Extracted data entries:

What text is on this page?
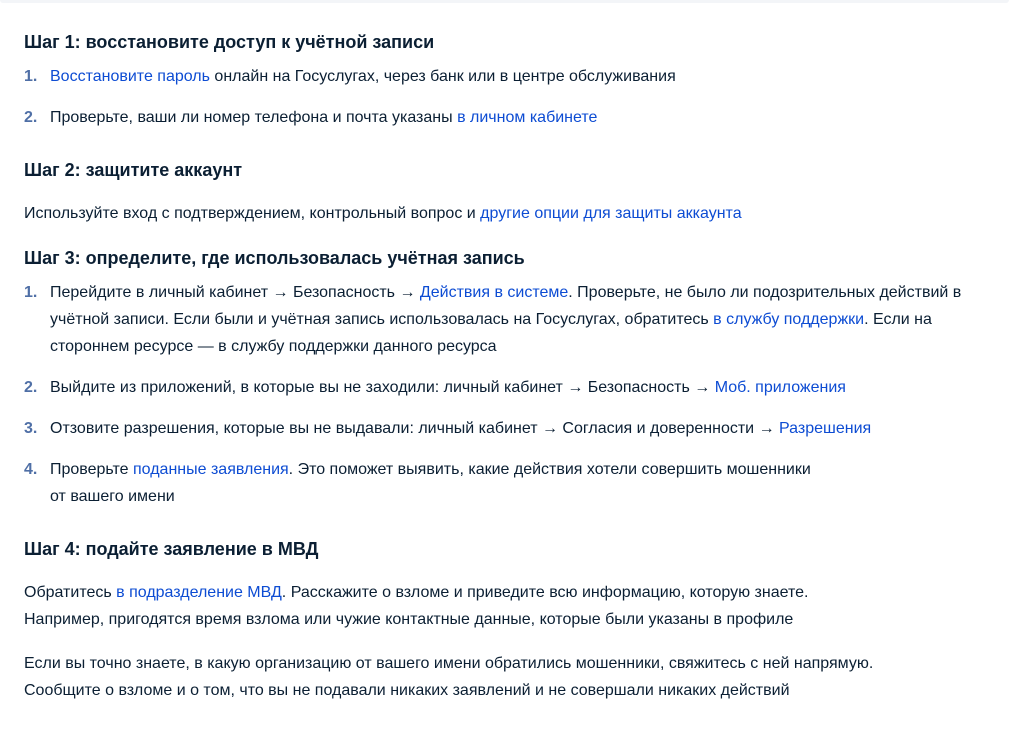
Шаг 1: восстановите доступ к учётной записи
1. Восстановите пароль онлайн на Госуслугах, через банк или в центре обслуживания
2. Проверьте, ваши ли номер телефона и почта указаны в личном кабинете
Шаг 2: защитите аккаунт

Используйте вход с подтверждением, контрольный вопрос и другие опции для защиты аккаунта

Шаг 3: определите, где использовалась учётная запись
1. Перейдите в личный кабинет → Безопасность → Действия в системе. Проверьте, не было ли подозрительных действий в учётной записи. Если были и учётная запись использовалась на Госуслугах, обратитесь в службу поддержки. Если на стороннем ресурсе — в службу поддержки данного ресурса
2. Выйдите из приложений, в которые вы не заходили: личный кабинет → Безопасность → Моб. приложения
3. Отзовите разрешения, которые вы не выдавали: личный кабинет → Согласия и доверенности → Разрешения
4. Проверьте поданные заявления. Это поможет выявить, какие действия хотели совершить мошенники
от вашего имени
Шаг 4: подайте заявление в МВД

Обратитесь в подразделение МВД. Расскажите о взломе и приведите всю информацию, которую знаете.
Например, пригодятся время взлома или чужие контактные данные, которые были указаны в профиле

Если вы точно знаете, в какую организацию от вашего имени обратились мошенники, свяжитесь с ней напрямую.
Сообщите о взломе и о том, что вы не подавали никаких заявлений и не совершали никаких действий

**Request**
Scan the listing above for the word "которые" and show each line where it is found.

**Result for this task**
2. Выйдите из приложений, в которые вы не заходили: личный кабинет → Безопасность → Моб. приложения
3. Отзовите разрешения, которые вы не выдавали: личный кабинет → Согласия и доверенности → Разрешения
Например, пригодятся время взлома или чужие контактные данные, которые были указаны в профиле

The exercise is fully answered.